## GIVEN INSTRUCTION
Can you retype every record below exactly as written?

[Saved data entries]
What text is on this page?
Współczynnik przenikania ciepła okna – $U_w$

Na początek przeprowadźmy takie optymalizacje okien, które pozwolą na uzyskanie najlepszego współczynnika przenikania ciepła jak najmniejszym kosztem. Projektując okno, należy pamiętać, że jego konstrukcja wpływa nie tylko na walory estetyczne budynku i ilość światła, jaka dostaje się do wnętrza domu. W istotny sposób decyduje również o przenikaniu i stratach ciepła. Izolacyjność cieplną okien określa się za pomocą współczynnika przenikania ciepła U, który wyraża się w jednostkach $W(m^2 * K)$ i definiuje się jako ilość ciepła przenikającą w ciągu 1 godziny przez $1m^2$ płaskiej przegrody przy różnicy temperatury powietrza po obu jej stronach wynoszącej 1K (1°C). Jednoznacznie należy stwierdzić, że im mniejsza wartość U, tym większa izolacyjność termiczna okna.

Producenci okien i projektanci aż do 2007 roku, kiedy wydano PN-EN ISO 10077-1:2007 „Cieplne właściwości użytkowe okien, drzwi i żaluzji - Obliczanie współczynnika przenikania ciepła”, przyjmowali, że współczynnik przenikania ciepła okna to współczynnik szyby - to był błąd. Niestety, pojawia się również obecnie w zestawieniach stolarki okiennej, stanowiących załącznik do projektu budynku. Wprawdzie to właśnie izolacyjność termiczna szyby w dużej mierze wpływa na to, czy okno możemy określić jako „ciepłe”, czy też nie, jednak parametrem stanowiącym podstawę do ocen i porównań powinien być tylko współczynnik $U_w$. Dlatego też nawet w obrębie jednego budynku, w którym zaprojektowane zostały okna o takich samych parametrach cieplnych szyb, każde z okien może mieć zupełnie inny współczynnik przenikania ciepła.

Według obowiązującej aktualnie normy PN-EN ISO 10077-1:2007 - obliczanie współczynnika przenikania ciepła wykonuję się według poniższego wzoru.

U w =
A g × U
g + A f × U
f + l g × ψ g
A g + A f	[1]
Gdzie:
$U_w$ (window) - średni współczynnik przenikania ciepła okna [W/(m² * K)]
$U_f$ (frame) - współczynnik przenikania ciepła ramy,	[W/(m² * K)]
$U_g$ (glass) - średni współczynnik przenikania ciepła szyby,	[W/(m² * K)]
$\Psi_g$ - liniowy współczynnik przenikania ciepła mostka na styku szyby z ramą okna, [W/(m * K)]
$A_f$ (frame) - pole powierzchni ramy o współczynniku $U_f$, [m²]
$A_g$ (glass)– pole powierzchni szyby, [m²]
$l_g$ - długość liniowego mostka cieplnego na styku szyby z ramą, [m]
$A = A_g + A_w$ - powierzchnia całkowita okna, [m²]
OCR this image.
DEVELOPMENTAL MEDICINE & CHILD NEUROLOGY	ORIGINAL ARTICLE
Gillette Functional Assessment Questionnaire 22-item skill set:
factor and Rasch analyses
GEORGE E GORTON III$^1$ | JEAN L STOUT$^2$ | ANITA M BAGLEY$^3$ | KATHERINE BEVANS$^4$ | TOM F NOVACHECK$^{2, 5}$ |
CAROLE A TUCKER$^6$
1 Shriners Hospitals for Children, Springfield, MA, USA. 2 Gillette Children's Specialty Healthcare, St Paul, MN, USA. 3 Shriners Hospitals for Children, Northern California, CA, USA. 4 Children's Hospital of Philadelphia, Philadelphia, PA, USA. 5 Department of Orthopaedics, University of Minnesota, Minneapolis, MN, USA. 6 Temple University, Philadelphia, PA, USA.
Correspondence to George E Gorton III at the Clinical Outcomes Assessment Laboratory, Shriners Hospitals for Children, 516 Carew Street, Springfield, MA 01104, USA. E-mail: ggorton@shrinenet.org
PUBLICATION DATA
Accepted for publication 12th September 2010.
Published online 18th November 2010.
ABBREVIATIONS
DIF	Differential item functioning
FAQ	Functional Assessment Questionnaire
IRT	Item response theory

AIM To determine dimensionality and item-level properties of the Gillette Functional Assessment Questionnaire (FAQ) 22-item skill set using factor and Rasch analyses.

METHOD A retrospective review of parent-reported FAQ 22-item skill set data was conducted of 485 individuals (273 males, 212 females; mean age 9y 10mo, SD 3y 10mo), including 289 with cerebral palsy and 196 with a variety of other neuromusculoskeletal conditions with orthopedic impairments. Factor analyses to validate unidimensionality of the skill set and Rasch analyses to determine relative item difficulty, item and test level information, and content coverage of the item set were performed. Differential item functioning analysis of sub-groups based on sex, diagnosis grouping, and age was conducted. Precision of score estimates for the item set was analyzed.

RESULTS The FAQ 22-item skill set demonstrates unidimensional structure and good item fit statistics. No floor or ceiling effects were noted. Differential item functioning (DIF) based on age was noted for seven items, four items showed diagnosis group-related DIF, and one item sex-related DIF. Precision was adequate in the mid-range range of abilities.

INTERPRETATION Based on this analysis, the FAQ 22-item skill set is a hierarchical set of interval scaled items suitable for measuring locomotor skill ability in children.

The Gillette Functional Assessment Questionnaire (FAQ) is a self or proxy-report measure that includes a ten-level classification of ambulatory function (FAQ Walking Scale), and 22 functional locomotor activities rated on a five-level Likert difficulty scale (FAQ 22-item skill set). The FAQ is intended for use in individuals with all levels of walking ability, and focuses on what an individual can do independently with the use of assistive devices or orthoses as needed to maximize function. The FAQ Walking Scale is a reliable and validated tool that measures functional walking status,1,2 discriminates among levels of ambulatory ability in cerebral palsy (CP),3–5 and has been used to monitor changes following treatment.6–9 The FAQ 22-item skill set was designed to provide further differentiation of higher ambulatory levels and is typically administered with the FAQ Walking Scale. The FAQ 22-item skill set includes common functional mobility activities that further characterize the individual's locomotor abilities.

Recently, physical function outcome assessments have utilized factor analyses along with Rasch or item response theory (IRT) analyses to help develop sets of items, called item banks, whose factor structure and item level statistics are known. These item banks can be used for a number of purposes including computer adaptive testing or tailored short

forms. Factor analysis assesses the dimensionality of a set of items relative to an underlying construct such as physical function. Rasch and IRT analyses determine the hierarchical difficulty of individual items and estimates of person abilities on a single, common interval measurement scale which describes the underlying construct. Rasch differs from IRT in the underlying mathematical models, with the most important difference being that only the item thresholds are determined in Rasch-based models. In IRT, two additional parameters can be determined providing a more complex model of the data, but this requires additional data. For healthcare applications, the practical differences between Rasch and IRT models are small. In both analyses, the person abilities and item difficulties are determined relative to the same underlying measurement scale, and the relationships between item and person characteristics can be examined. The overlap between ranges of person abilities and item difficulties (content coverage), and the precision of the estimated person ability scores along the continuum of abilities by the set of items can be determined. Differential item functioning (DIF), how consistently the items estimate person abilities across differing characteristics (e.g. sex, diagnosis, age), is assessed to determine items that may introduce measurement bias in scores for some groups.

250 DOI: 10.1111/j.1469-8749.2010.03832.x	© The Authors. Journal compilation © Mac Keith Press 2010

## SOLUTION TO THIS TASK
What text is on this page?
Współczynnik przenikania ciepła okna – $U_w$

Na początek przeprowadźmy takie optymalizacje okien, które pozwolą na uzyskanie najlepszego współczynnika przenikania ciepła jak najmniejszym kosztem. Projektując okno, należy pamiętać, że jego konstrukcja wpływa nie tylko na walory estetyczne budynku i ilość światła, jaka dostaje się do wnętrza domu. W istotny sposób decyduje również o przenikaniu i stratach ciepła. Izolacyjność cieplną okien określa się za pomocą współczynnika przenikania ciepła U, który wyraża się w jednostkach $W(m^2 * K)$ i definiuje się jako ilość ciepła przenikającą w ciągu 1 godziny przez $1m^2$ płaskiej przegrody przy różnicy temperatury powietrza po obu jej stronach wynoszącej 1K (1°C). Jednoznacznie należy stwierdzić, że im mniejsza wartość U, tym większa izolacyjność termiczna okna.

Producenci okien i projektanci aż do 2007 roku, kiedy wydano PN-EN ISO 10077-1:2007 „Cieplne właściwości użytkowe okien, drzwi i żaluzji - Obliczanie współczynnika przenikania ciepła”, przyjmowali, że współczynnik przenikania ciepła okna to współczynnik szyby - to był błąd. Niestety, pojawia się również obecnie w zestawieniach stolarki okiennej, stanowiących załącznik do projektu budynku. Wprawdzie to właśnie izolacyjność termiczna szyby w dużej mierze wpływa na to, czy okno możemy określić jako „ciepłe”, czy też nie, jednak parametrem stanowiącym podstawę do ocen i porównań powinien być tylko współczynnik $U_w$. Dlatego też nawet w obrębie jednego budynku, w którym zaprojektowane zostały okna o takich samych parametrach cieplnych szyb, każde z okien może mieć zupełnie inny współczynnik przenikania ciepła.

Według obowiązującej aktualnie normy PN-EN ISO 10077-1:2007 - obliczanie współczynnika przenikania ciepła wykonuję się według poniższego wzoru.

U w =
A g × U
g + A f × U
f + l g × ψ g
A g + A f	[1]
Gdzie:
$U_w$ (window) - średni współczynnik przenikania ciepła okna [W/(m² * K)]
$U_f$ (frame) - współczynnik przenikania ciepła ramy,	[W/(m² * K)]
$U_g$ (glass) - średni współczynnik przenikania ciepła szyby,	[W/(m² * K)]
$\Psi_g$ - liniowy współczynnik przenikania ciepła mostka na styku szyby z ramą okna, [W/(m * K)]
$A_f$ (frame) - pole powierzchni ramy o współczynniku $U_f$, [m²]
$A_g$ (glass)– pole powierzchni szyby, [m²]
$l_g$ - długość liniowego mostka cieplnego na styku szyby z ramą, [m]
$A = A_g + A_w$ - powierzchnia całkowita okna, [m²]
OCR this image.
DEVELOPMENTAL MEDICINE & CHILD NEUROLOGY	ORIGINAL ARTICLE
Gillette Functional Assessment Questionnaire 22-item skill set:
factor and Rasch analyses
GEORGE E GORTON III$^1$ | JEAN L STOUT$^2$ | ANITA M BAGLEY$^3$ | KATHERINE BEVANS$^4$ | TOM F NOVACHECK$^{2, 5}$ |
CAROLE A TUCKER$^6$
1 Shriners Hospitals for Children, Springfield, MA, USA. 2 Gillette Children's Specialty Healthcare, St Paul, MN, USA. 3 Shriners Hospitals for Children, Northern California, CA, USA. 4 Children's Hospital of Philadelphia, Philadelphia, PA, USA. 5 Department of Orthopaedics, University of Minnesota, Minneapolis, MN, USA. 6 Temple University, Philadelphia, PA, USA.
Correspondence to George E Gorton III at the Clinical Outcomes Assessment Laboratory, Shriners Hospitals for Children, 516 Carew Street, Springfield, MA 01104, USA. E-mail: ggorton@shrinenet.org
PUBLICATION DATA
Accepted for publication 12th September 2010.
Published online 18th November 2010.
ABBREVIATIONS
DIF	Differential item functioning
FAQ	Functional Assessment Questionnaire
IRT	Item response theory

AIM To determine dimensionality and item-level properties of the Gillette Functional Assessment Questionnaire (FAQ) 22-item skill set using factor and Rasch analyses.

METHOD A retrospective review of parent-reported FAQ 22-item skill set data was conducted of 485 individuals (273 males, 212 females; mean age 9y 10mo, SD 3y 10mo), including 289 with cerebral palsy and 196 with a variety of other neuromusculoskeletal conditions with orthopedic impairments. Factor analyses to validate unidimensionality of the skill set and Rasch analyses to determine relative item difficulty, item and test level information, and content coverage of the item set were performed. Differential item functioning analysis of sub-groups based on sex, diagnosis grouping, and age was conducted. Precision of score estimates for the item set was analyzed.

RESULTS The FAQ 22-item skill set demonstrates unidimensional structure and good item fit statistics. No floor or ceiling effects were noted. Differential item functioning (DIF) based on age was noted for seven items, four items showed diagnosis group-related DIF, and one item sex-related DIF. Precision was adequate in the mid-range range of abilities.

INTERPRETATION Based on this analysis, the FAQ 22-item skill set is a hierarchical set of interval scaled items suitable for measuring locomotor skill ability in children.

The Gillette Functional Assessment Questionnaire (FAQ) is a self or proxy-report measure that includes a ten-level classification of ambulatory function (FAQ Walking Scale), and 22 functional locomotor activities rated on a five-level Likert difficulty scale (FAQ 22-item skill set). The FAQ is intended for use in individuals with all levels of walking ability, and focuses on what an individual can do independently with the use of assistive devices or orthoses as needed to maximize function. The FAQ Walking Scale is a reliable and validated tool that measures functional walking status,1,2 discriminates among levels of ambulatory ability in cerebral palsy (CP),3–5 and has been used to monitor changes following treatment.6–9 The FAQ 22-item skill set was designed to provide further differentiation of higher ambulatory levels and is typically administered with the FAQ Walking Scale. The FAQ 22-item skill set includes common functional mobility activities that further characterize the individual's locomotor abilities.

Recently, physical function outcome assessments have utilized factor analyses along with Rasch or item response theory (IRT) analyses to help develop sets of items, called item banks, whose factor structure and item level statistics are known. These item banks can be used for a number of purposes including computer adaptive testing or tailored short

forms. Factor analysis assesses the dimensionality of a set of items relative to an underlying construct such as physical function. Rasch and IRT analyses determine the hierarchical difficulty of individual items and estimates of person abilities on a single, common interval measurement scale which describes the underlying construct. Rasch differs from IRT in the underlying mathematical models, with the most important difference being that only the item thresholds are determined in Rasch-based models. In IRT, two additional parameters can be determined providing a more complex model of the data, but this requires additional data. For healthcare applications, the practical differences between Rasch and IRT models are small. In both analyses, the person abilities and item difficulties are determined relative to the same underlying measurement scale, and the relationships between item and person characteristics can be examined. The overlap between ranges of person abilities and item difficulties (content coverage), and the precision of the estimated person ability scores along the continuum of abilities by the set of items can be determined. Differential item functioning (DIF), how consistently the items estimate person abilities across differing characteristics (e.g. sex, diagnosis, age), is assessed to determine items that may introduce measurement bias in scores for some groups.

250 DOI: 10.1111/j.1469-8749.2010.03832.x	© The Authors. Journal compilation © Mac Keith Press 2010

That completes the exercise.